**Task description**
Leave out the images; return the rest of the data exactly.

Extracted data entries
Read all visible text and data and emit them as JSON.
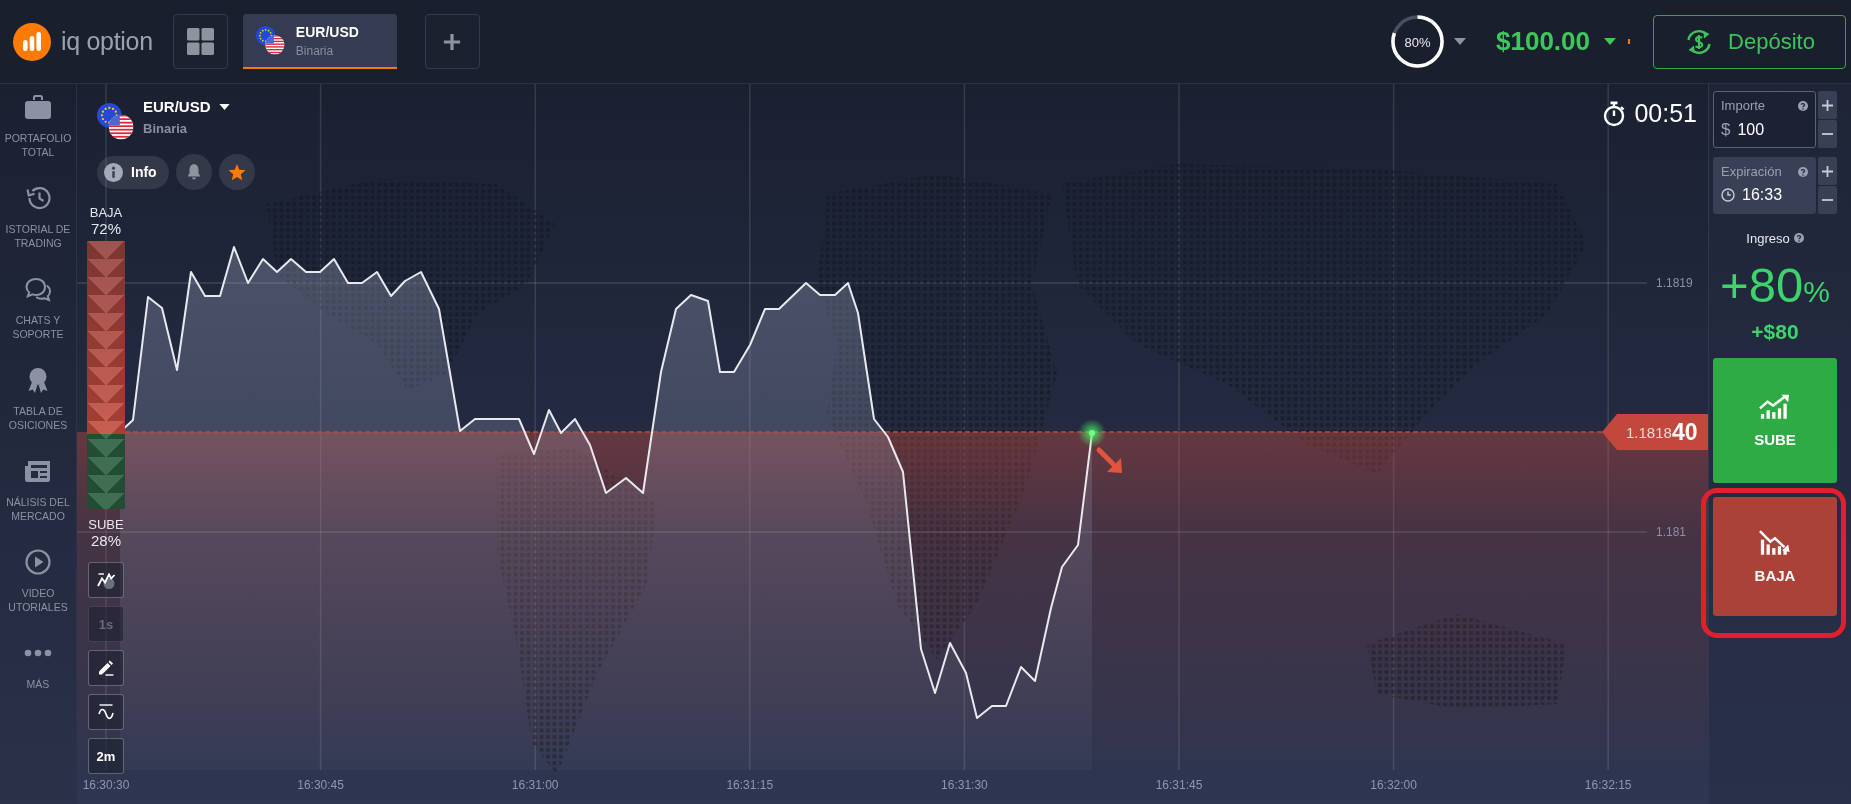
{
  "topbar": {
    "logo": "iq option",
    "tabs": [
      {
        "pair": "EUR/USD",
        "type": "Binaria",
        "selected": true
      }
    ],
    "ring": {
      "label": "80%",
      "level": 0.8
    },
    "balance": "$100.00",
    "deposit_button": "Depósito"
  },
  "sidebar": {
    "items": [
      {
        "label": "PORTAFOLIO\nTOTAL"
      },
      {
        "label": "ISTORIAL DE\nTRADING"
      },
      {
        "label": "CHATS Y\nSOPORTE"
      },
      {
        "label": "TABLA DE\nOSICIONES"
      },
      {
        "label": "NÁLISIS DEL\nMERCADO"
      },
      {
        "label": "VIDEO\nUTORIALES"
      },
      {
        "label": "MÁS"
      }
    ]
  },
  "asset": {
    "pair": "EUR/USD",
    "type": "Binaria",
    "info_button": "Info",
    "favorite": true
  },
  "countdown": "00:51",
  "sentiment": {
    "down_label": "BAJA",
    "down_share": "72%",
    "up_label": "SUBE",
    "up_share": "28%",
    "level": 0.72
  },
  "chart_tools": [
    {
      "kind": "chart_type",
      "disabled": false
    },
    {
      "kind": "text",
      "label": "1s",
      "disabled": true
    },
    {
      "kind": "drawing",
      "disabled": false
    },
    {
      "kind": "indicators",
      "disabled": false
    },
    {
      "kind": "text",
      "label": "2m",
      "disabled": false
    }
  ],
  "chart": {
    "price_labels": [
      "1.1819",
      "1.181"
    ],
    "current_price": "1.1818**40**",
    "time_labels": [
      "16:30:30",
      "16:30:45",
      "16:31:00",
      "16:31:15",
      "16:31:30",
      "16:31:45",
      "16:32:00",
      "16:32:15"
    ]
  },
  "trade_panel": {
    "amount": {
      "label": "Importe",
      "currency": "$",
      "value": "100",
      "focused": true
    },
    "expiry": {
      "label": "Expiración",
      "value": "16:33",
      "focused": false
    },
    "income": {
      "label": "Ingreso",
      "percent": "+80",
      "percent_sign": "%",
      "profit": "+$80"
    },
    "buttons": [
      {
        "kind": "up",
        "label": "SUBE",
        "highlighted": false
      },
      {
        "kind": "down",
        "label": "BAJA",
        "highlighted": true
      }
    ]
  }
}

**Written reply**
Read all visible text and data and emit them as JSON.
{
  "topbar": {
    "logo": "iq option",
    "tabs": [
      {
        "pair": "EUR/USD",
        "type": "Binaria",
        "selected": true
      }
    ],
    "ring": {
      "label": "80%",
      "level": 0.8
    },
    "balance": "$100.00",
    "deposit_button": "Depósito"
  },
  "sidebar": {
    "items": [
      {
        "label": "PORTAFOLIO\nTOTAL"
      },
      {
        "label": "ISTORIAL DE\nTRADING"
      },
      {
        "label": "CHATS Y\nSOPORTE"
      },
      {
        "label": "TABLA DE\nOSICIONES"
      },
      {
        "label": "NÁLISIS DEL\nMERCADO"
      },
      {
        "label": "VIDEO\nUTORIALES"
      },
      {
        "label": "MÁS"
      }
    ]
  },
  "asset": {
    "pair": "EUR/USD",
    "type": "Binaria",
    "info_button": "Info",
    "favorite": true
  },
  "countdown": "00:51",
  "sentiment": {
    "down_label": "BAJA",
    "down_share": "72%",
    "up_label": "SUBE",
    "up_share": "28%",
    "level": 0.72
  },
  "chart_tools": [
    {
      "kind": "chart_type",
      "disabled": false
    },
    {
      "kind": "text",
      "label": "1s",
      "disabled": true
    },
    {
      "kind": "drawing",
      "disabled": false
    },
    {
      "kind": "indicators",
      "disabled": false
    },
    {
      "kind": "text",
      "label": "2m",
      "disabled": false
    }
  ],
  "chart": {
    "price_labels": [
      "1.1819",
      "1.181"
    ],
    "current_price": "1.1818**40**",
    "time_labels": [
      "16:30:30",
      "16:30:45",
      "16:31:00",
      "16:31:15",
      "16:31:30",
      "16:31:45",
      "16:32:00",
      "16:32:15"
    ]
  },
  "trade_panel": {
    "amount": {
      "label": "Importe",
      "currency": "$",
      "value": "100",
      "focused": true
    },
    "expiry": {
      "label": "Expiración",
      "value": "16:33",
      "focused": false
    },
    "income": {
      "label": "Ingreso",
      "percent": "+80",
      "percent_sign": "%",
      "profit": "+$80"
    },
    "buttons": [
      {
        "kind": "up",
        "label": "SUBE",
        "highlighted": false
      },
      {
        "kind": "down",
        "label": "BAJA",
        "highlighted": true
      }
    ]
  }
}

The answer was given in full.